▶ _Required work_: Output each line exactly as it appears, skipping any embedded picture.

▶ _Exercise materials_:
########
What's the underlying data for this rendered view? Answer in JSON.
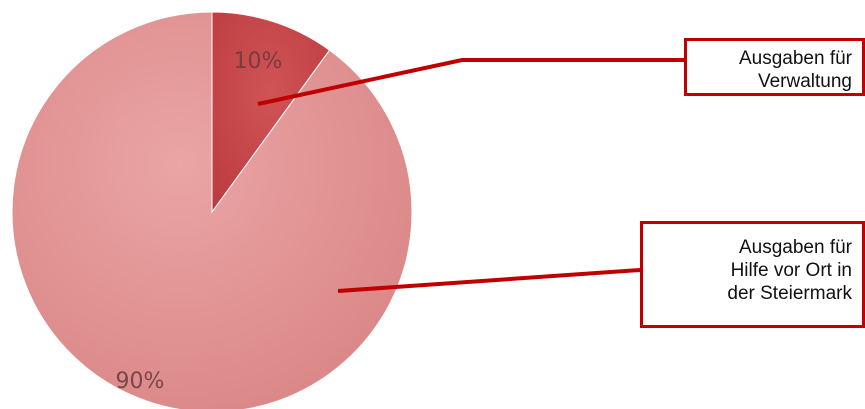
{
  "chart_data": {
    "type": "pie",
    "slices": [
      {
        "label_lines": [
          "Ausgaben für",
          "Verwaltung"
        ],
        "value": 10,
        "percent_label": "10%",
        "color": "#c84446"
      },
      {
        "label_lines": [
          "Ausgaben für",
          "Hilfe vor Ort in",
          "der Steiermark"
        ],
        "value": 90,
        "percent_label": "90%",
        "color": "#e08f8f"
      }
    ],
    "start_angle": "12 o'clock",
    "direction": "clockwise",
    "legend": "callout boxes on the right",
    "accent_color": "#c00000"
  }
}
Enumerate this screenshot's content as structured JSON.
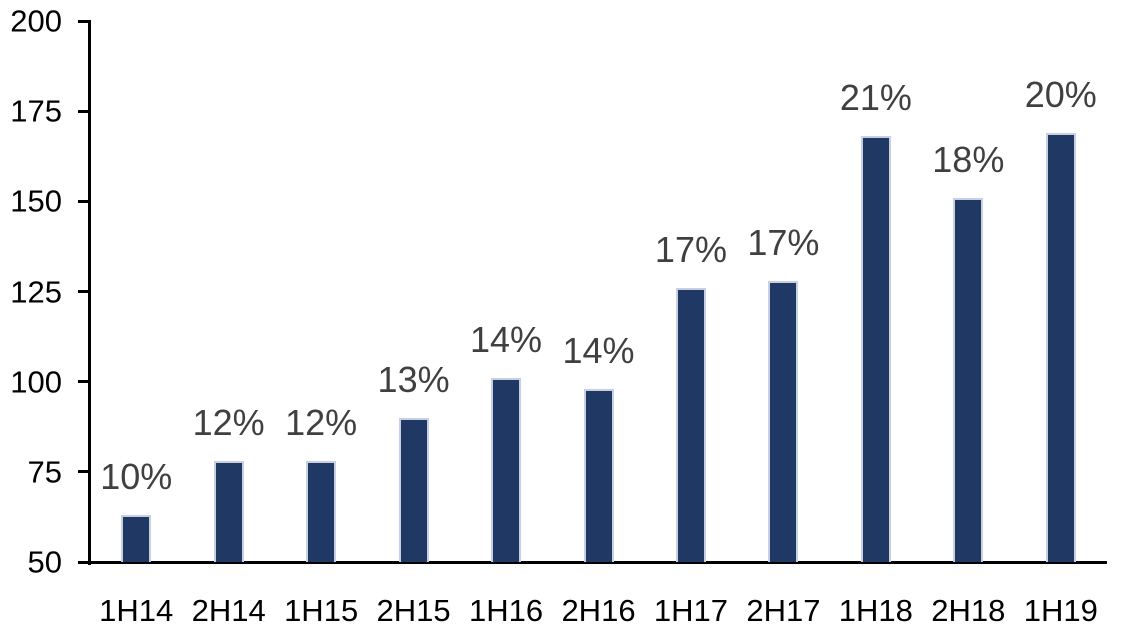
{
  "chart_data": {
    "type": "bar",
    "title": "",
    "xlabel": "",
    "ylabel": "",
    "categories": [
      "1H14",
      "2H14",
      "1H15",
      "2H15",
      "1H16",
      "2H16",
      "1H17",
      "2H17",
      "1H18",
      "2H18",
      "1H19"
    ],
    "values": [
      63,
      78,
      78,
      90,
      101,
      98,
      126,
      128,
      168,
      151,
      169
    ],
    "data_labels": [
      "10%",
      "12%",
      "12%",
      "13%",
      "14%",
      "14%",
      "17%",
      "17%",
      "21%",
      "18%",
      "20%"
    ],
    "ylim": [
      50,
      200
    ],
    "yticks": [
      50,
      75,
      100,
      125,
      150,
      175,
      200
    ],
    "grid": false,
    "legend": false,
    "colors": {
      "bar_fill": "#1F3864",
      "bar_border": "#C6D0E2",
      "data_label": "#404040",
      "axis": "#000000",
      "tick_label": "#000000",
      "background": "#FFFFFF"
    }
  }
}
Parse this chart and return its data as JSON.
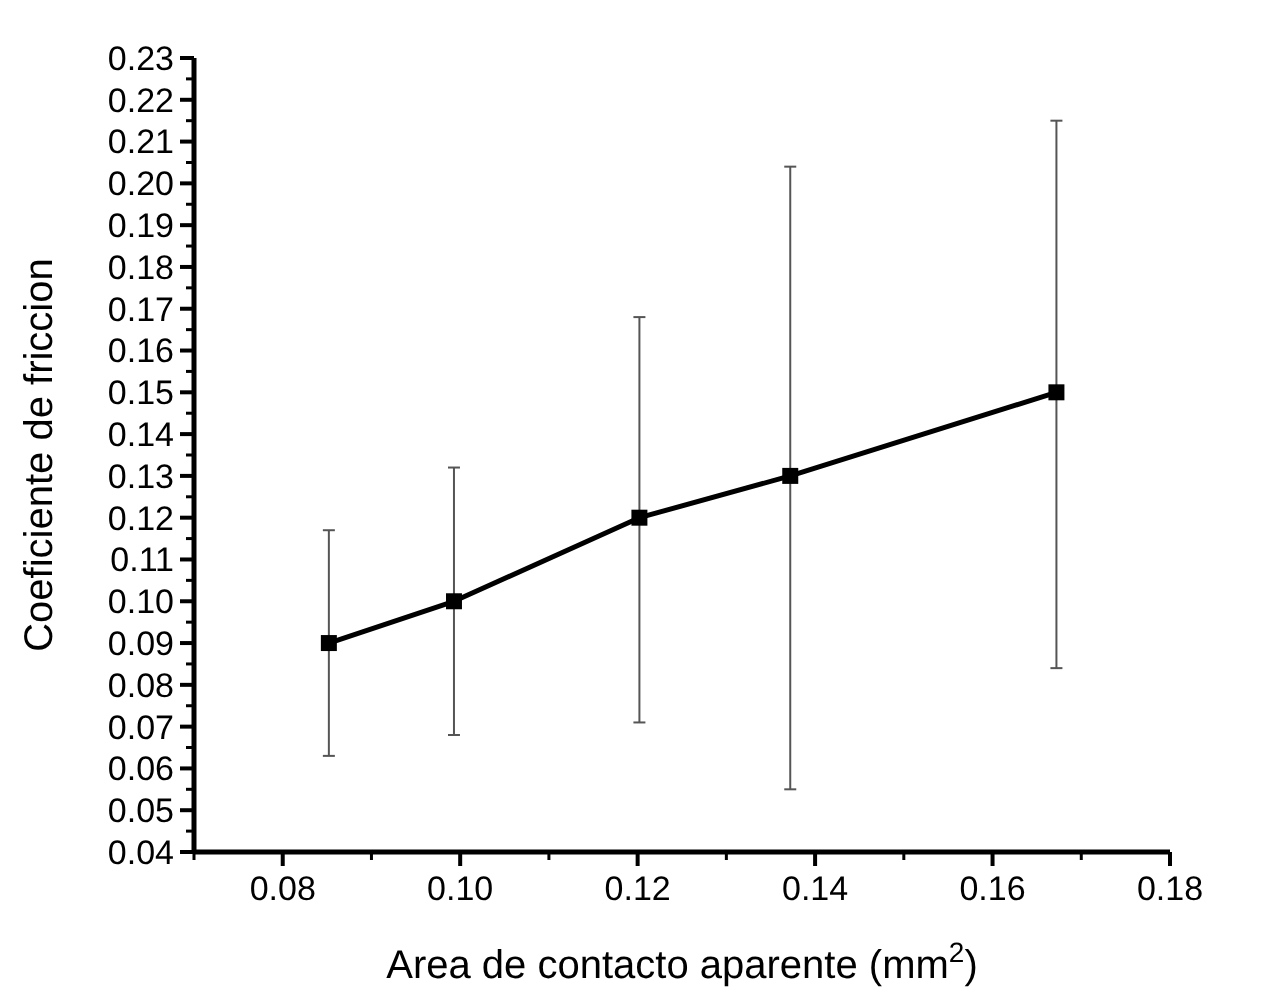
{
  "chart_data": {
    "type": "line",
    "xlabel": "Area de contacto aparente (mm$^{2}$)",
    "ylabel": "Coeficiente de friccion",
    "x": [
      0.0852,
      0.0993,
      0.1202,
      0.1372,
      0.1672
    ],
    "series": [
      {
        "color": "#000000",
        "values": [
          0.09,
          0.1,
          0.12,
          0.13,
          0.15
        ],
        "errors": [
          [
            0.063,
            0.117
          ],
          [
            0.068,
            0.132
          ],
          [
            0.071,
            0.168
          ],
          [
            0.055,
            0.204
          ],
          [
            0.084,
            0.215
          ]
        ]
      }
    ],
    "marker": "square",
    "line_style": "solid",
    "grid": false,
    "xlim": [
      0.07,
      0.18
    ],
    "xticks": [
      0.08,
      {
        "value": 0.1,
        "label": "0.10"
      },
      0.12,
      0.14,
      0.16,
      0.18
    ],
    "ylim": [
      0.04,
      0.23
    ],
    "yticks": [
      0.04,
      0.05,
      0.06,
      0.07,
      0.08,
      0.09,
      {
        "value": 0.1,
        "label": "0.10"
      },
      0.11,
      0.12,
      0.13,
      0.14,
      0.15,
      0.16,
      0.17,
      0.18,
      0.19,
      {
        "value": 0.2,
        "label": "0.20"
      },
      0.21,
      0.22,
      0.23
    ]
  }
}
########
▶ _Right answer_:
What's the underlying data for this rendered view? Answer in JSON.
{
  "chart_data": {
    "type": "pie",
    "slices": [
      {
        "label_lines": [
          "Ausgaben für",
          "Verwaltung"
        ],
        "value": 10,
        "percent_label": "10%",
        "color": "#c84446"
      },
      {
        "label_lines": [
          "Ausgaben für",
          "Hilfe vor Ort in",
          "der Steiermark"
        ],
        "value": 90,
        "percent_label": "90%",
        "color": "#e08f8f"
      }
    ],
    "start_angle": "12 o'clock",
    "direction": "clockwise",
    "legend": "callout boxes on the right",
    "accent_color": "#c00000"
  }
}
Enumerate this screenshot's content as structured JSON.
{
  "chart_data": {
    "type": "bar",
    "title": "",
    "xlabel": "",
    "ylabel": "",
    "categories": [
      "1H14",
      "2H14",
      "1H15",
      "2H15",
      "1H16",
      "2H16",
      "1H17",
      "2H17",
      "1H18",
      "2H18",
      "1H19"
    ],
    "values": [
      63,
      78,
      78,
      90,
      101,
      98,
      126,
      128,
      168,
      151,
      169
    ],
    "data_labels": [
      "10%",
      "12%",
      "12%",
      "13%",
      "14%",
      "14%",
      "17%",
      "17%",
      "21%",
      "18%",
      "20%"
    ],
    "ylim": [
      50,
      200
    ],
    "yticks": [
      50,
      75,
      100,
      125,
      150,
      175,
      200
    ],
    "grid": false,
    "legend": false,
    "colors": {
      "bar_fill": "#1F3864",
      "bar_border": "#C6D0E2",
      "data_label": "#404040",
      "axis": "#000000",
      "tick_label": "#000000",
      "background": "#FFFFFF"
    }
  }
}
Parse this chart and return its data as JSON.
{
  "chart_data": {
    "type": "line",
    "xlabel": "Area de contacto aparente (mm$^{2}$)",
    "ylabel": "Coeficiente de friccion",
    "x": [
      0.0852,
      0.0993,
      0.1202,
      0.1372,
      0.1672
    ],
    "series": [
      {
        "color": "#000000",
        "values": [
          0.09,
          0.1,
          0.12,
          0.13,
          0.15
        ],
        "errors": [
          [
            0.063,
            0.117
          ],
          [
            0.068,
            0.132
          ],
          [
            0.071,
            0.168
          ],
          [
            0.055,
            0.204
          ],
          [
            0.084,
            0.215
          ]
        ]
      }
    ],
    "marker": "square",
    "line_style": "solid",
    "grid": false,
    "xlim": [
      0.07,
      0.18
    ],
    "xticks": [
      0.08,
      {
        "value": 0.1,
        "label": "0.10"
      },
      0.12,
      0.14,
      0.16,
      0.18
    ],
    "ylim": [
      0.04,
      0.23
    ],
    "yticks": [
      0.04,
      0.05,
      0.06,
      0.07,
      0.08,
      0.09,
      {
        "value": 0.1,
        "label": "0.10"
      },
      0.11,
      0.12,
      0.13,
      0.14,
      0.15,
      0.16,
      0.17,
      0.18,
      0.19,
      {
        "value": 0.2,
        "label": "0.20"
      },
      0.21,
      0.22,
      0.23
    ]
  }
}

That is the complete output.